TASK INSTRUCTIONS –
Return the material exactly as supplied, apart from the pictures, which are omitted.

——————

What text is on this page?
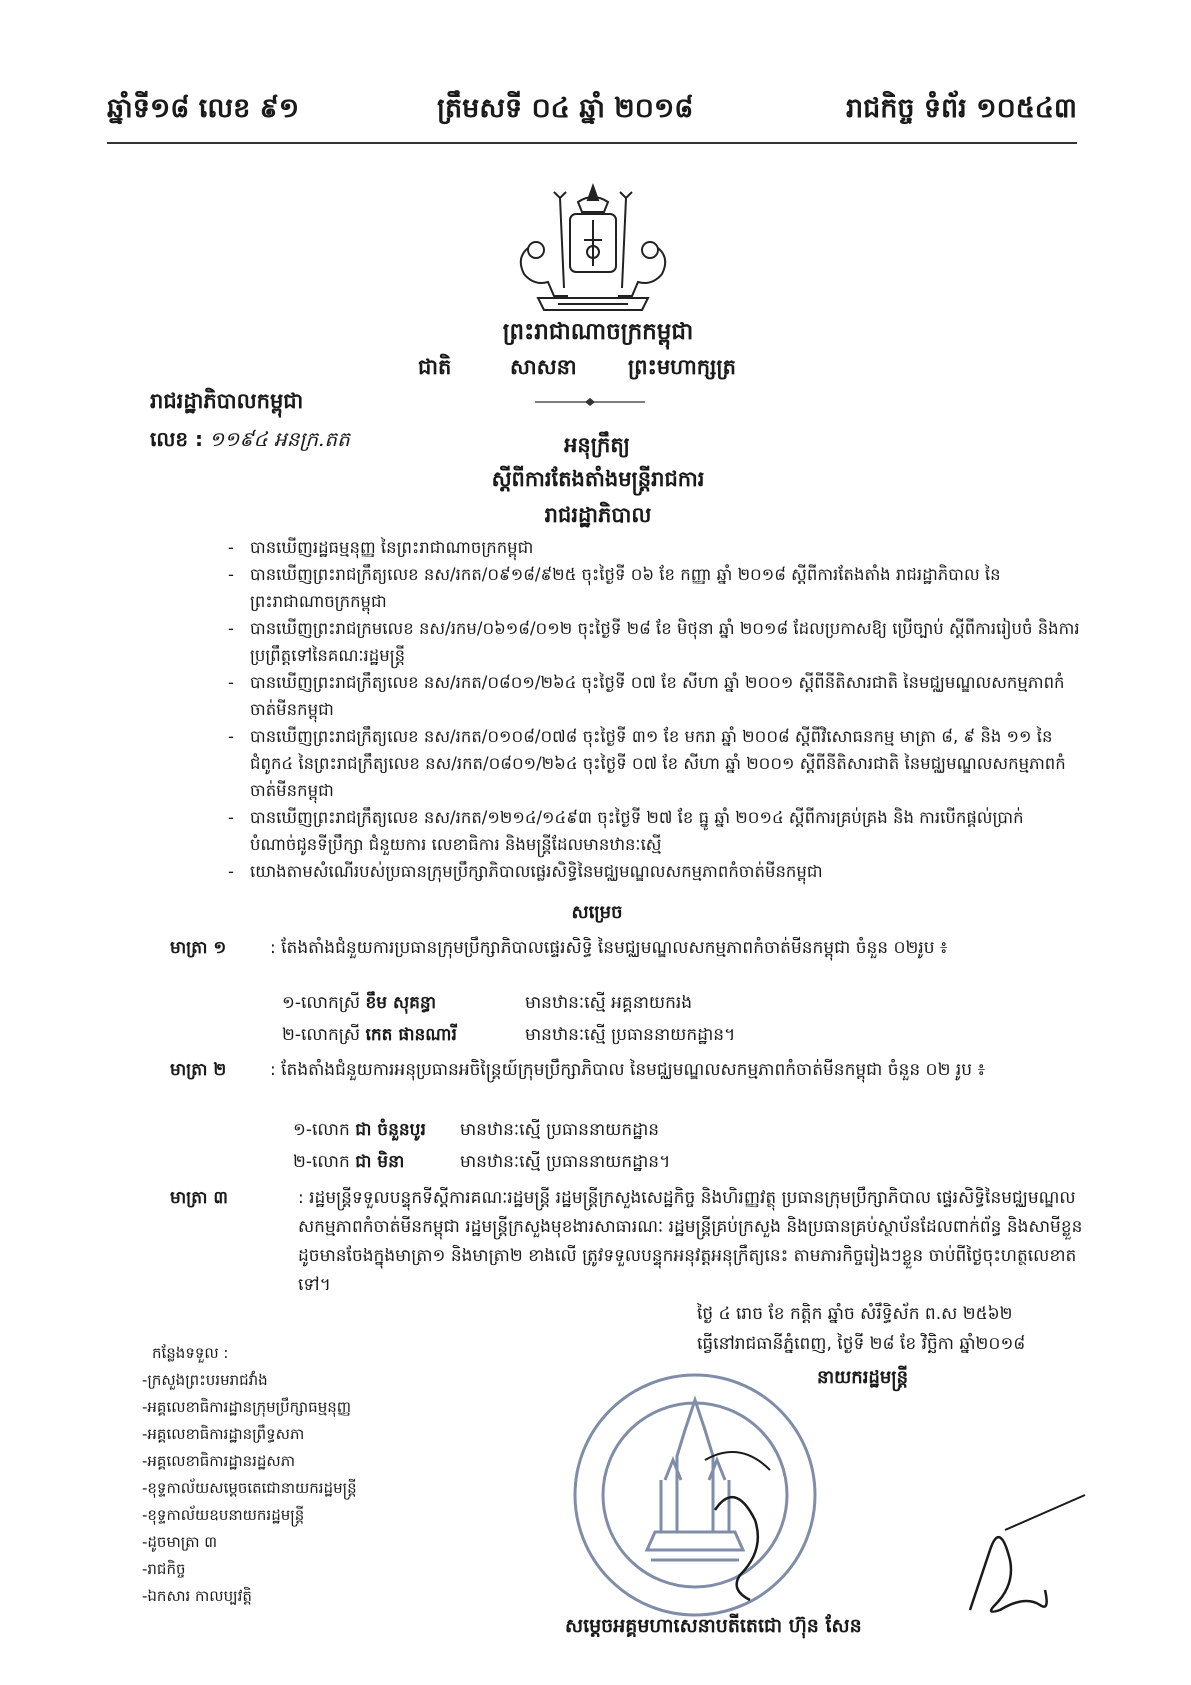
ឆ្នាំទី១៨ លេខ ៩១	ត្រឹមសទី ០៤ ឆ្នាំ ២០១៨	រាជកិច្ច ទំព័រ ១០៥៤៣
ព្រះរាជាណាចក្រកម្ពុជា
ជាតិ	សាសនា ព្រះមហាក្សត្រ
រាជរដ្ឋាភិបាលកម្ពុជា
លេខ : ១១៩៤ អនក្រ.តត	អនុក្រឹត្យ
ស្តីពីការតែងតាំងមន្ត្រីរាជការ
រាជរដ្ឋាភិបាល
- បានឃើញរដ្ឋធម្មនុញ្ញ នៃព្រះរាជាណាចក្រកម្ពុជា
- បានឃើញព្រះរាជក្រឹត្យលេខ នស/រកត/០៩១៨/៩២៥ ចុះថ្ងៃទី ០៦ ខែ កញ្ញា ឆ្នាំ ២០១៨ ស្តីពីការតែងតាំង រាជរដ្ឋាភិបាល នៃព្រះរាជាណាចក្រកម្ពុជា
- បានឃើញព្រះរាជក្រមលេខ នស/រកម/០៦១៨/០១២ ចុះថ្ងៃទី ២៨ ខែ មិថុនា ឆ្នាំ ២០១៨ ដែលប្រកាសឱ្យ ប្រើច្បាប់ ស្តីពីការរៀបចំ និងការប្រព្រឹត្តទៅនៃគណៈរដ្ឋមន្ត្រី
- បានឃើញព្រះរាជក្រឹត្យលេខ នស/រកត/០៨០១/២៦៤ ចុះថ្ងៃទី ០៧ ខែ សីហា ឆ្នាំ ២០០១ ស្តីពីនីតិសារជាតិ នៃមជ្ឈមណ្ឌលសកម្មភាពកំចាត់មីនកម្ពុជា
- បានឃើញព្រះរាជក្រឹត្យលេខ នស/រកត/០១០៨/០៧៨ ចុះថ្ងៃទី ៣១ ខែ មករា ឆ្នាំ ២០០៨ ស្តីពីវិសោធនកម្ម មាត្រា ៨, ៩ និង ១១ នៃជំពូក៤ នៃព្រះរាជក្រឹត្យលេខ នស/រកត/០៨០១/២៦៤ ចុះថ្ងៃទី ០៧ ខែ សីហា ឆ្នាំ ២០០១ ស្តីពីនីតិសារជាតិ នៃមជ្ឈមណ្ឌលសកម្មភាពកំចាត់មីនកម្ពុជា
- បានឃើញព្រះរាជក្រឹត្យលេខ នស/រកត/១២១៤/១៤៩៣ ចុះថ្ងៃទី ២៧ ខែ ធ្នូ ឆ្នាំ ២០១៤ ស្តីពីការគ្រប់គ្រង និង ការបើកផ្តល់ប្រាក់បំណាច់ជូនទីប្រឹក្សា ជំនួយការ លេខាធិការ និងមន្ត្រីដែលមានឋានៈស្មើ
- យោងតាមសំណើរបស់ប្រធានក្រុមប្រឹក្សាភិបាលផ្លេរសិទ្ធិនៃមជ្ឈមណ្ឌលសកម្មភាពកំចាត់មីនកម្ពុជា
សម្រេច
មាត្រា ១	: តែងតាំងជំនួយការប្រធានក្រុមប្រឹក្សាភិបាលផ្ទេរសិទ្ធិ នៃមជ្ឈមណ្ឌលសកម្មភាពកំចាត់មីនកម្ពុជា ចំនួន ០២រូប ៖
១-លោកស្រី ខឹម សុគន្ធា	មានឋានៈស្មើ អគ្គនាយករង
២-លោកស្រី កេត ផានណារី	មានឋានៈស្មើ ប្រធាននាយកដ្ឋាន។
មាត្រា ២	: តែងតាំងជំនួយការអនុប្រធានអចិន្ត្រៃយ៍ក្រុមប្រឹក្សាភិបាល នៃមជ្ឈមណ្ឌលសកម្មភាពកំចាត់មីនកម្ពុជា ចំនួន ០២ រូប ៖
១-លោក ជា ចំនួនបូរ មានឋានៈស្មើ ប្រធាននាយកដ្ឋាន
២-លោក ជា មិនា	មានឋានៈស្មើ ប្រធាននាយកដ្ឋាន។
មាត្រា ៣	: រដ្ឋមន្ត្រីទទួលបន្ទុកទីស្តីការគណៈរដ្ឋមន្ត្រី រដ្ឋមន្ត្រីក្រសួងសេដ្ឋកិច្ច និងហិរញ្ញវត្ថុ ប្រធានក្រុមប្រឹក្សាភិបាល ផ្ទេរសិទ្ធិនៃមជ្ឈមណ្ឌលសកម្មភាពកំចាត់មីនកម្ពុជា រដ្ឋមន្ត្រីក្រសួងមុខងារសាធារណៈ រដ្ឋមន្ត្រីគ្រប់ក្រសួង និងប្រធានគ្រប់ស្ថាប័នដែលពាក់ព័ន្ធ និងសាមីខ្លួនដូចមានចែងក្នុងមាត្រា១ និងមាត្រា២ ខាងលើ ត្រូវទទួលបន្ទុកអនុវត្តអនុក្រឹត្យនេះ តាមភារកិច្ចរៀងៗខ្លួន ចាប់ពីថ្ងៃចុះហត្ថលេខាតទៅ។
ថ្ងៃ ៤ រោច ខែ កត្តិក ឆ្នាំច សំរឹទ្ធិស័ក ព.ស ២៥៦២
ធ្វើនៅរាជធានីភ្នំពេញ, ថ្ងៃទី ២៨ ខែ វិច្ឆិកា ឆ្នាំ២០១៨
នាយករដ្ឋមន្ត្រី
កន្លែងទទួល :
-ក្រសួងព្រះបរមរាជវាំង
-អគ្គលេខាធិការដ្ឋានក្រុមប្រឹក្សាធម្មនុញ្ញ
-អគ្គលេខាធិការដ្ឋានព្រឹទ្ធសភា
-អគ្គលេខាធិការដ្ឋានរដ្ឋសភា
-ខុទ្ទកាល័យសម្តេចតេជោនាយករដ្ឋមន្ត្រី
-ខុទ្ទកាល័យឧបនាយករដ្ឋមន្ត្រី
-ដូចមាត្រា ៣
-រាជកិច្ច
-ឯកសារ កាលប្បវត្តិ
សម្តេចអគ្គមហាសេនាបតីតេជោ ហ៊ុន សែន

——————

RESPONSE FOR THIS EXERCISE –
What text is on this page?
ឆ្នាំទី១៨ លេខ ៩១	ត្រឹមសទី ០៤ ឆ្នាំ ២០១៨	រាជកិច្ច ទំព័រ ១០៥៤៣
ព្រះរាជាណាចក្រកម្ពុជា
ជាតិ	សាសនា ព្រះមហាក្សត្រ
រាជរដ្ឋាភិបាលកម្ពុជា
លេខ : ១១៩៤ អនក្រ.តត	អនុក្រឹត្យ
ស្តីពីការតែងតាំងមន្ត្រីរាជការ
រាជរដ្ឋាភិបាល
- បានឃើញរដ្ឋធម្មនុញ្ញ នៃព្រះរាជាណាចក្រកម្ពុជា
- បានឃើញព្រះរាជក្រឹត្យលេខ នស/រកត/០៩១៨/៩២៥ ចុះថ្ងៃទី ០៦ ខែ កញ្ញា ឆ្នាំ ២០១៨ ស្តីពីការតែងតាំង រាជរដ្ឋាភិបាល នៃព្រះរាជាណាចក្រកម្ពុជា
- បានឃើញព្រះរាជក្រមលេខ នស/រកម/០៦១៨/០១២ ចុះថ្ងៃទី ២៨ ខែ មិថុនា ឆ្នាំ ២០១៨ ដែលប្រកាសឱ្យ ប្រើច្បាប់ ស្តីពីការរៀបចំ និងការប្រព្រឹត្តទៅនៃគណៈរដ្ឋមន្ត្រី
- បានឃើញព្រះរាជក្រឹត្យលេខ នស/រកត/០៨០១/២៦៤ ចុះថ្ងៃទី ០៧ ខែ សីហា ឆ្នាំ ២០០១ ស្តីពីនីតិសារជាតិ នៃមជ្ឈមណ្ឌលសកម្មភាពកំចាត់មីនកម្ពុជា
- បានឃើញព្រះរាជក្រឹត្យលេខ នស/រកត/០១០៨/០៧៨ ចុះថ្ងៃទី ៣១ ខែ មករា ឆ្នាំ ២០០៨ ស្តីពីវិសោធនកម្ម មាត្រា ៨, ៩ និង ១១ នៃជំពូក៤ នៃព្រះរាជក្រឹត្យលេខ នស/រកត/០៨០១/២៦៤ ចុះថ្ងៃទី ០៧ ខែ សីហា ឆ្នាំ ២០០១ ស្តីពីនីតិសារជាតិ នៃមជ្ឈមណ្ឌលសកម្មភាពកំចាត់មីនកម្ពុជា
- បានឃើញព្រះរាជក្រឹត្យលេខ នស/រកត/១២១៤/១៤៩៣ ចុះថ្ងៃទី ២៧ ខែ ធ្នូ ឆ្នាំ ២០១៤ ស្តីពីការគ្រប់គ្រង និង ការបើកផ្តល់ប្រាក់បំណាច់ជូនទីប្រឹក្សា ជំនួយការ លេខាធិការ និងមន្ត្រីដែលមានឋានៈស្មើ
- យោងតាមសំណើរបស់ប្រធានក្រុមប្រឹក្សាភិបាលផ្លេរសិទ្ធិនៃមជ្ឈមណ្ឌលសកម្មភាពកំចាត់មីនកម្ពុជា
សម្រេច
មាត្រា ១	: តែងតាំងជំនួយការប្រធានក្រុមប្រឹក្សាភិបាលផ្ទេរសិទ្ធិ នៃមជ្ឈមណ្ឌលសកម្មភាពកំចាត់មីនកម្ពុជា ចំនួន ០២រូប ៖
១-លោកស្រី ខឹម សុគន្ធា	មានឋានៈស្មើ អគ្គនាយករង
២-លោកស្រី កេត ផានណារី	មានឋានៈស្មើ ប្រធាននាយកដ្ឋាន។
មាត្រា ២	: តែងតាំងជំនួយការអនុប្រធានអចិន្ត្រៃយ៍ក្រុមប្រឹក្សាភិបាល នៃមជ្ឈមណ្ឌលសកម្មភាពកំចាត់មីនកម្ពុជា ចំនួន ០២ រូប ៖
១-លោក ជា ចំនួនបូរ មានឋានៈស្មើ ប្រធាននាយកដ្ឋាន
២-លោក ជា មិនា	មានឋានៈស្មើ ប្រធាននាយកដ្ឋាន។
មាត្រា ៣	: រដ្ឋមន្ត្រីទទួលបន្ទុកទីស្តីការគណៈរដ្ឋមន្ត្រី រដ្ឋមន្ត្រីក្រសួងសេដ្ឋកិច្ច និងហិរញ្ញវត្ថុ ប្រធានក្រុមប្រឹក្សាភិបាល ផ្ទេរសិទ្ធិនៃមជ្ឈមណ្ឌលសកម្មភាពកំចាត់មីនកម្ពុជា រដ្ឋមន្ត្រីក្រសួងមុខងារសាធារណៈ រដ្ឋមន្ត្រីគ្រប់ក្រសួង និងប្រធានគ្រប់ស្ថាប័នដែលពាក់ព័ន្ធ និងសាមីខ្លួនដូចមានចែងក្នុងមាត្រា១ និងមាត្រា២ ខាងលើ ត្រូវទទួលបន្ទុកអនុវត្តអនុក្រឹត្យនេះ តាមភារកិច្ចរៀងៗខ្លួន ចាប់ពីថ្ងៃចុះហត្ថលេខាតទៅ។
ថ្ងៃ ៤ រោច ខែ កត្តិក ឆ្នាំច សំរឹទ្ធិស័ក ព.ស ២៥៦២
ធ្វើនៅរាជធានីភ្នំពេញ, ថ្ងៃទី ២៨ ខែ វិច្ឆិកា ឆ្នាំ២០១៨
នាយករដ្ឋមន្ត្រី
កន្លែងទទួល :
-ក្រសួងព្រះបរមរាជវាំង
-អគ្គលេខាធិការដ្ឋានក្រុមប្រឹក្សាធម្មនុញ្ញ
-អគ្គលេខាធិការដ្ឋានព្រឹទ្ធសភា
-អគ្គលេខាធិការដ្ឋានរដ្ឋសភា
-ខុទ្ទកាល័យសម្តេចតេជោនាយករដ្ឋមន្ត្រី
-ខុទ្ទកាល័យឧបនាយករដ្ឋមន្ត្រី
-ដូចមាត្រា ៣
-រាជកិច្ច
-ឯកសារ កាលប្បវត្តិ
សម្តេចអគ្គមហាសេនាបតីតេជោ ហ៊ុន សែន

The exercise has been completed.